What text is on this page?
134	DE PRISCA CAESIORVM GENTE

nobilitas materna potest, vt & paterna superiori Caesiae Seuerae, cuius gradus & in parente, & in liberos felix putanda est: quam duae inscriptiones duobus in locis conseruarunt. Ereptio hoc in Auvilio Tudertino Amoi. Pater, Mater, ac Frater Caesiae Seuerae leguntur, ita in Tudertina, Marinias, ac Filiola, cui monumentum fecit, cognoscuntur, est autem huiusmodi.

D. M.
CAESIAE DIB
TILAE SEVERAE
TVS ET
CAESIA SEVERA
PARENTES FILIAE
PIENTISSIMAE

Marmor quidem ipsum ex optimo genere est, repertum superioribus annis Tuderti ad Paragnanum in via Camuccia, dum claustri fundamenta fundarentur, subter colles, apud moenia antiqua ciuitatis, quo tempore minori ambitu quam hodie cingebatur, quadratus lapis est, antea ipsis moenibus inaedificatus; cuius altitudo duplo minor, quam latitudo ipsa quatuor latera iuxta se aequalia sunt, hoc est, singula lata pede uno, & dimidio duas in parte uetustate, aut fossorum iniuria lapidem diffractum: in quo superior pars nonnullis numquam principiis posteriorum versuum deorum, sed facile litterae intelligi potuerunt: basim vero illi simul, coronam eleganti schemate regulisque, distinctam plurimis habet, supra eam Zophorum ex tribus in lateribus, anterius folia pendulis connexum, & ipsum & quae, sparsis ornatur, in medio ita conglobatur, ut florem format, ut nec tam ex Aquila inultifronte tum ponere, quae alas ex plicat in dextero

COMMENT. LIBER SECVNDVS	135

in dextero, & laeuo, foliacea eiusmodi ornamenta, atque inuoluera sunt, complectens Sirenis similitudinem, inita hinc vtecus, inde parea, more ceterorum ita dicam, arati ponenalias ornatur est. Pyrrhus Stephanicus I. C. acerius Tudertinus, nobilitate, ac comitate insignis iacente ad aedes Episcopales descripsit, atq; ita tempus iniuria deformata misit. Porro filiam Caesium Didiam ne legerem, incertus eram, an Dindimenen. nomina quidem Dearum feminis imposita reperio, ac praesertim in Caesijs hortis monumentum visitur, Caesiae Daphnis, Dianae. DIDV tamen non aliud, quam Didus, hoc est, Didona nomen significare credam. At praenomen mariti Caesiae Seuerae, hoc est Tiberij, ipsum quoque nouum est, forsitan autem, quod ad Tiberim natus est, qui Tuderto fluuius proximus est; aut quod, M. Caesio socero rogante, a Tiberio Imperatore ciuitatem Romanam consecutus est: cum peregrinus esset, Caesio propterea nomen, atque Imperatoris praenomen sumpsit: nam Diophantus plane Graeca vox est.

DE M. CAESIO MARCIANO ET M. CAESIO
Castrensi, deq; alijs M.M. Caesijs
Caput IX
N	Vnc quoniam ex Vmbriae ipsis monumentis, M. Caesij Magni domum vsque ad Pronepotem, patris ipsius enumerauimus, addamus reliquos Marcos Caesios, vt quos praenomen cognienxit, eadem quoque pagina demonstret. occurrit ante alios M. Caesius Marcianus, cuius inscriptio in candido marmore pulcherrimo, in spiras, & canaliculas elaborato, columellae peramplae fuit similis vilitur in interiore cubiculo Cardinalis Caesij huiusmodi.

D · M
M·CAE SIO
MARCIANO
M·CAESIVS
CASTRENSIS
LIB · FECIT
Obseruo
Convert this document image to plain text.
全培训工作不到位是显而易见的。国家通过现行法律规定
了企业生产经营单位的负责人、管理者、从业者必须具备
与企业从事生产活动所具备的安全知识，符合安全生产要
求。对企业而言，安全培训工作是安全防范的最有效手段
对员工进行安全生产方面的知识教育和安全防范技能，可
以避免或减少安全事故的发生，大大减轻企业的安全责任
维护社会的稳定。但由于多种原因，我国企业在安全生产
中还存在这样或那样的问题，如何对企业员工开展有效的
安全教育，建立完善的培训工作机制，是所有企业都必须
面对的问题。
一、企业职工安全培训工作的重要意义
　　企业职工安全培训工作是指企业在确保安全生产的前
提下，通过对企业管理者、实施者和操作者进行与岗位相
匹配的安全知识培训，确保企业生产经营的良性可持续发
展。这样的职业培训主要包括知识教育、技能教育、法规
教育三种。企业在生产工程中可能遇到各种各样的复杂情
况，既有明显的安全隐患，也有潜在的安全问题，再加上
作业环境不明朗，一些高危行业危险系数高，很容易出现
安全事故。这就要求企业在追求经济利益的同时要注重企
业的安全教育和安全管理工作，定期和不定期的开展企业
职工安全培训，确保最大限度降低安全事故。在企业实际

#####

### Your instructions
Exactly as shown, repeat every record.

### Task result
What text is on this page?
134	DE PRISCA CAESIORVM GENTE

nobilitas materna potest, vt & paterna superiori Caesiae Seuerae, cuius gradus & in parente, & in liberos felix putanda est: quam duae inscriptiones duobus in locis conseruarunt. Ereptio hoc in Auvilio Tudertino Amoi. Pater, Mater, ac Frater Caesiae Seuerae leguntur, ita in Tudertina, Marinias, ac Filiola, cui monumentum fecit, cognoscuntur, est autem huiusmodi.

D. M.
CAESIAE DIB
TILAE SEVERAE
TVS ET
CAESIA SEVERA
PARENTES FILIAE
PIENTISSIMAE

Marmor quidem ipsum ex optimo genere est, repertum superioribus annis Tuderti ad Paragnanum in via Camuccia, dum claustri fundamenta fundarentur, subter colles, apud moenia antiqua ciuitatis, quo tempore minori ambitu quam hodie cingebatur, quadratus lapis est, antea ipsis moenibus inaedificatus; cuius altitudo duplo minor, quam latitudo ipsa quatuor latera iuxta se aequalia sunt, hoc est, singula lata pede uno, & dimidio duas in parte uetustate, aut fossorum iniuria lapidem diffractum: in quo superior pars nonnullis numquam principiis posteriorum versuum deorum, sed facile litterae intelligi potuerunt: basim vero illi simul, coronam eleganti schemate regulisque, distinctam plurimis habet, supra eam Zophorum ex tribus in lateribus, anterius folia pendulis connexum, & ipsum & quae, sparsis ornatur, in medio ita conglobatur, ut florem format, ut nec tam ex Aquila inultifronte tum ponere, quae alas ex plicat in dextero

COMMENT. LIBER SECVNDVS	135

in dextero, & laeuo, foliacea eiusmodi ornamenta, atque inuoluera sunt, complectens Sirenis similitudinem, inita hinc vtecus, inde parea, more ceterorum ita dicam, arati ponenalias ornatur est. Pyrrhus Stephanicus I. C. acerius Tudertinus, nobilitate, ac comitate insignis iacente ad aedes Episcopales descripsit, atq; ita tempus iniuria deformata misit. Porro filiam Caesium Didiam ne legerem, incertus eram, an Dindimenen. nomina quidem Dearum feminis imposita reperio, ac praesertim in Caesijs hortis monumentum visitur, Caesiae Daphnis, Dianae. DIDV tamen non aliud, quam Didus, hoc est, Didona nomen significare credam. At praenomen mariti Caesiae Seuerae, hoc est Tiberij, ipsum quoque nouum est, forsitan autem, quod ad Tiberim natus est, qui Tuderto fluuius proximus est; aut quod, M. Caesio socero rogante, a Tiberio Imperatore ciuitatem Romanam consecutus est: cum peregrinus esset, Caesio propterea nomen, atque Imperatoris praenomen sumpsit: nam Diophantus plane Graeca vox est.

DE M. CAESIO MARCIANO ET M. CAESIO
Castrensi, deq; alijs M.M. Caesijs
Caput IX
N	Vnc quoniam ex Vmbriae ipsis monumentis, M. Caesij Magni domum vsque ad Pronepotem, patris ipsius enumerauimus, addamus reliquos Marcos Caesios, vt quos praenomen cognienxit, eadem quoque pagina demonstret. occurrit ante alios M. Caesius Marcianus, cuius inscriptio in candido marmore pulcherrimo, in spiras, & canaliculas elaborato, columellae peramplae fuit similis vilitur in interiore cubiculo Cardinalis Caesij huiusmodi.

D · M
M·CAE SIO
MARCIANO
M·CAESIVS
CASTRENSIS
LIB · FECIT
Obseruo
Convert this document image to plain text.
全培训工作不到位是显而易见的。国家通过现行法律规定
了企业生产经营单位的负责人、管理者、从业者必须具备
与企业从事生产活动所具备的安全知识，符合安全生产要
求。对企业而言，安全培训工作是安全防范的最有效手段
对员工进行安全生产方面的知识教育和安全防范技能，可
以避免或减少安全事故的发生，大大减轻企业的安全责任
维护社会的稳定。但由于多种原因，我国企业在安全生产
中还存在这样或那样的问题，如何对企业员工开展有效的
安全教育，建立完善的培训工作机制，是所有企业都必须
面对的问题。
一、企业职工安全培训工作的重要意义
　　企业职工安全培训工作是指企业在确保安全生产的前
提下，通过对企业管理者、实施者和操作者进行与岗位相
匹配的安全知识培训，确保企业生产经营的良性可持续发
展。这样的职业培训主要包括知识教育、技能教育、法规
教育三种。企业在生产工程中可能遇到各种各样的复杂情
况，既有明显的安全隐患，也有潜在的安全问题，再加上
作业环境不明朗，一些高危行业危险系数高，很容易出现
安全事故。这就要求企业在追求经济利益的同时要注重企
业的安全教育和安全管理工作，定期和不定期的开展企业
职工安全培训，确保最大限度降低安全事故。在企业实际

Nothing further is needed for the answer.